BRIEF
Identify each line in the records below that contains the word "xlabel", and copy it.

Figure content listings:

────

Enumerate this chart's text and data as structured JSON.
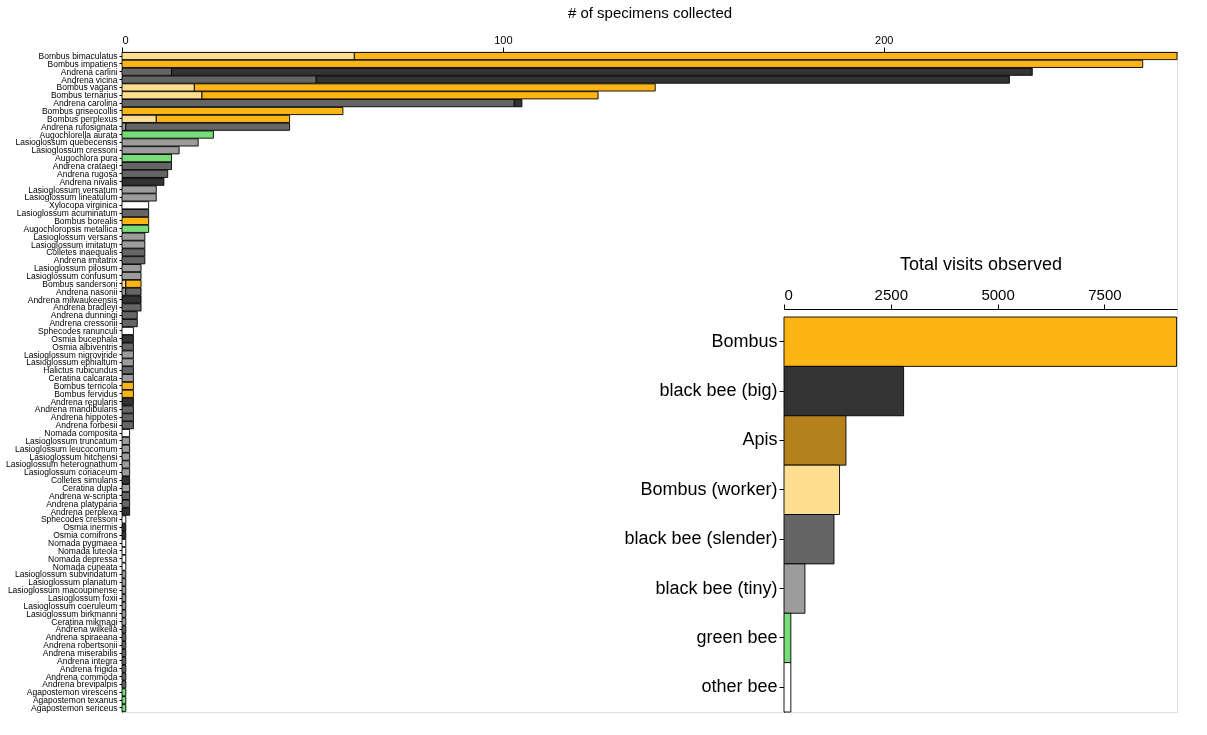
{
  "chart_data": [
    {
      "type": "bar",
      "orientation": "horizontal",
      "stacked": true,
      "xlabel": "# of specimens collected",
      "xlim": [
        0,
        277
      ],
      "xticks": [
        0,
        100,
        200
      ],
      "grid": false,
      "categories": [
        "Bombus bimaculatus",
        "Bombus impatiens",
        "Andrena carlini",
        "Andrena vicina",
        "Bombus vagans",
        "Bombus ternarius",
        "Andrena carolina",
        "Bombus griseocollis",
        "Bombus perplexus",
        "Andrena rufosignata",
        "Augochlorella aurata",
        "Lasioglossum quebecensis",
        "Lasioglossum cressoni",
        "Augochlora pura",
        "Andrena crataegi",
        "Andrena rugosa",
        "Andrena nivalis",
        "Lasioglossum versatum",
        "Lasioglossum lineatulum",
        "Xylocopa virginica",
        "Lasioglossum acuminatum",
        "Bombus borealis",
        "Augochloropsis metallica",
        "Lasioglossum versans",
        "Lasioglossum imitatum",
        "Colletes inaequalis",
        "Andrena imitatrix",
        "Lasioglossum pilosum",
        "Lasioglossum confusum",
        "Bombus sandersoni",
        "Andrena nasonii",
        "Andrena milwaukeensis",
        "Andrena bradleyi",
        "Andrena dunningi",
        "Andrena cressonii",
        "Sphecodes ranunculi",
        "Osmia bucephala",
        "Osmia albiventris",
        "Lasioglossum nigroviride",
        "Lasioglossum ephialtum",
        "Halictus rubicundus",
        "Ceratina calcarata",
        "Bombus terricola",
        "Bombus fervidus",
        "Andrena regularis",
        "Andrena mandibularis",
        "Andrena hippotes",
        "Andrena forbesii",
        "Nomada composita",
        "Lasioglossum truncatum",
        "Lasioglossum leucocomum",
        "Lasioglossum hitchensi",
        "Lasioglossum heterognathum",
        "Lasioglossum coriaceum",
        "Colletes simulans",
        "Ceratina dupla",
        "Andrena w-scripta",
        "Andrena platyparia",
        "Andrena perplexa",
        "Sphecodes cressoni",
        "Osmia inermis",
        "Osmia cornifrons",
        "Nomada pygmaea",
        "Nomada luteola",
        "Nomada depressa",
        "Nomada cuneata",
        "Lasioglossum subviridatum",
        "Lasioglossum planatum",
        "Lasioglossum macoupinense",
        "Lasioglossum foxii",
        "Lasioglossum coeruleum",
        "Lasioglossum birkmanni",
        "Ceratina mikmaqi",
        "Andrena wilkella",
        "Andrena spiraeana",
        "Andrena robertsonii",
        "Andrena miserabilis",
        "Andrena integra",
        "Andrena frigida",
        "Andrena commoda",
        "Andrena brevipalpis",
        "Agapostemon virescens",
        "Agapostemon texanus",
        "Agapostemon sericeus"
      ],
      "series": [
        {
          "color": "#fddf8f",
          "values": [
            61,
            null,
            null,
            null,
            19,
            21,
            null,
            null,
            9,
            null,
            null,
            null,
            null,
            null,
            null,
            null,
            null,
            null,
            null,
            null,
            null,
            null,
            null,
            null,
            null,
            null,
            null,
            null,
            null,
            1,
            null,
            null,
            null,
            null,
            null,
            null,
            null,
            null,
            null,
            null,
            null,
            null,
            null,
            null,
            null,
            null,
            null,
            null,
            null,
            null,
            null,
            null,
            null,
            null,
            null,
            null,
            null,
            null,
            null,
            null,
            null,
            null,
            null,
            null,
            null,
            null,
            null,
            null,
            null,
            null,
            null,
            null,
            null,
            null,
            null,
            null,
            null,
            null,
            null,
            null,
            null,
            null,
            null,
            null
          ]
        },
        {
          "color": "#9c9c9c",
          "values": [
            null,
            null,
            null,
            null,
            null,
            null,
            null,
            null,
            null,
            1,
            null,
            20,
            15,
            null,
            null,
            null,
            null,
            9,
            9,
            null,
            null,
            null,
            null,
            6,
            6,
            null,
            null,
            5,
            5,
            null,
            1,
            null,
            null,
            null,
            null,
            null,
            null,
            null,
            3,
            3,
            null,
            3,
            null,
            null,
            null,
            null,
            null,
            null,
            null,
            2,
            2,
            2,
            2,
            2,
            null,
            2,
            null,
            null,
            null,
            null,
            null,
            null,
            null,
            null,
            null,
            null,
            1,
            1,
            1,
            1,
            1,
            1,
            1,
            null,
            null,
            null,
            null,
            null,
            null,
            null,
            null,
            null,
            null,
            null
          ]
        },
        {
          "color": "#656565",
          "values": [
            null,
            null,
            13,
            51,
            null,
            null,
            103,
            null,
            null,
            43,
            null,
            null,
            null,
            null,
            13,
            12,
            null,
            null,
            null,
            null,
            7,
            null,
            null,
            null,
            null,
            6,
            6,
            null,
            null,
            null,
            4,
            null,
            5,
            4,
            4,
            null,
            null,
            3,
            null,
            null,
            3,
            null,
            null,
            null,
            null,
            3,
            3,
            3,
            null,
            null,
            null,
            null,
            null,
            null,
            null,
            null,
            2,
            2,
            null,
            null,
            null,
            null,
            null,
            null,
            null,
            null,
            null,
            null,
            null,
            null,
            null,
            null,
            null,
            1,
            1,
            1,
            1,
            1,
            1,
            1,
            1,
            null,
            null,
            null
          ]
        },
        {
          "color": "#333333",
          "values": [
            null,
            null,
            226,
            182,
            null,
            null,
            2,
            null,
            null,
            null,
            null,
            null,
            null,
            null,
            null,
            null,
            11,
            null,
            null,
            null,
            null,
            null,
            null,
            null,
            null,
            null,
            null,
            null,
            null,
            null,
            null,
            5,
            null,
            null,
            null,
            null,
            3,
            null,
            null,
            null,
            null,
            null,
            null,
            null,
            3,
            null,
            null,
            null,
            null,
            null,
            null,
            null,
            null,
            null,
            2,
            null,
            null,
            null,
            2,
            null,
            1,
            1,
            null,
            null,
            null,
            null,
            null,
            null,
            null,
            null,
            null,
            null,
            null,
            null,
            null,
            null,
            null,
            null,
            null,
            null,
            null,
            null,
            null,
            null
          ]
        },
        {
          "color": "#fdb515",
          "values": [
            216,
            268,
            null,
            null,
            121,
            104,
            null,
            58,
            35,
            null,
            null,
            null,
            null,
            null,
            null,
            null,
            null,
            null,
            null,
            null,
            null,
            7,
            null,
            null,
            null,
            null,
            null,
            null,
            null,
            4,
            null,
            null,
            null,
            null,
            null,
            null,
            null,
            null,
            null,
            null,
            null,
            null,
            3,
            3,
            null,
            null,
            null,
            null,
            null,
            null,
            null,
            null,
            null,
            null,
            null,
            null,
            null,
            null,
            null,
            null,
            null,
            null,
            null,
            null,
            null,
            null,
            null,
            null,
            null,
            null,
            null,
            null,
            null,
            null,
            null,
            null,
            null,
            null,
            null,
            null,
            null,
            null,
            null,
            null
          ]
        },
        {
          "color": "#78dc78",
          "values": [
            null,
            null,
            null,
            null,
            null,
            null,
            null,
            null,
            null,
            null,
            24,
            null,
            null,
            13,
            null,
            null,
            null,
            null,
            null,
            null,
            null,
            null,
            7,
            null,
            null,
            null,
            null,
            null,
            null,
            null,
            null,
            null,
            null,
            null,
            null,
            null,
            null,
            null,
            null,
            null,
            null,
            null,
            null,
            null,
            null,
            null,
            null,
            null,
            null,
            null,
            null,
            null,
            null,
            null,
            null,
            null,
            null,
            null,
            null,
            null,
            null,
            null,
            null,
            null,
            null,
            null,
            null,
            null,
            null,
            null,
            null,
            null,
            null,
            null,
            null,
            null,
            null,
            null,
            null,
            null,
            null,
            1,
            1,
            1
          ]
        },
        {
          "color": "#ffffff",
          "values": [
            null,
            null,
            null,
            null,
            null,
            null,
            null,
            null,
            null,
            null,
            null,
            null,
            null,
            null,
            null,
            null,
            null,
            null,
            null,
            7,
            null,
            null,
            null,
            null,
            null,
            null,
            null,
            null,
            null,
            null,
            null,
            null,
            null,
            null,
            null,
            3,
            null,
            null,
            null,
            null,
            null,
            null,
            null,
            null,
            null,
            null,
            null,
            null,
            2,
            null,
            null,
            null,
            null,
            null,
            null,
            null,
            null,
            null,
            null,
            1,
            null,
            null,
            1,
            1,
            1,
            1,
            null,
            null,
            null,
            null,
            null,
            null,
            null,
            null,
            null,
            null,
            null,
            null,
            null,
            null,
            null,
            null,
            null,
            null
          ]
        }
      ]
    },
    {
      "type": "bar",
      "orientation": "horizontal",
      "xlabel": "Total visits observed",
      "xlim": [
        0,
        9200
      ],
      "xticks": [
        0,
        2500,
        5000,
        7500
      ],
      "grid": false,
      "categories": [
        "Bombus",
        "black bee (big)",
        "Apis",
        "Bombus (worker)",
        "black bee (slender)",
        "black bee (tiny)",
        "green bee",
        "other bee"
      ],
      "values": [
        9190,
        2800,
        1450,
        1300,
        1170,
        490,
        160,
        160
      ],
      "colors": [
        "#fdb515",
        "#333333",
        "#b5811b",
        "#fddf8f",
        "#656565",
        "#9c9c9c",
        "#78dc78",
        "#ffffff"
      ]
    }
  ]
}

────

WORKED ANSWER
      "xlabel": "# of specimens collected",
      "xlabel": "Total visits observed",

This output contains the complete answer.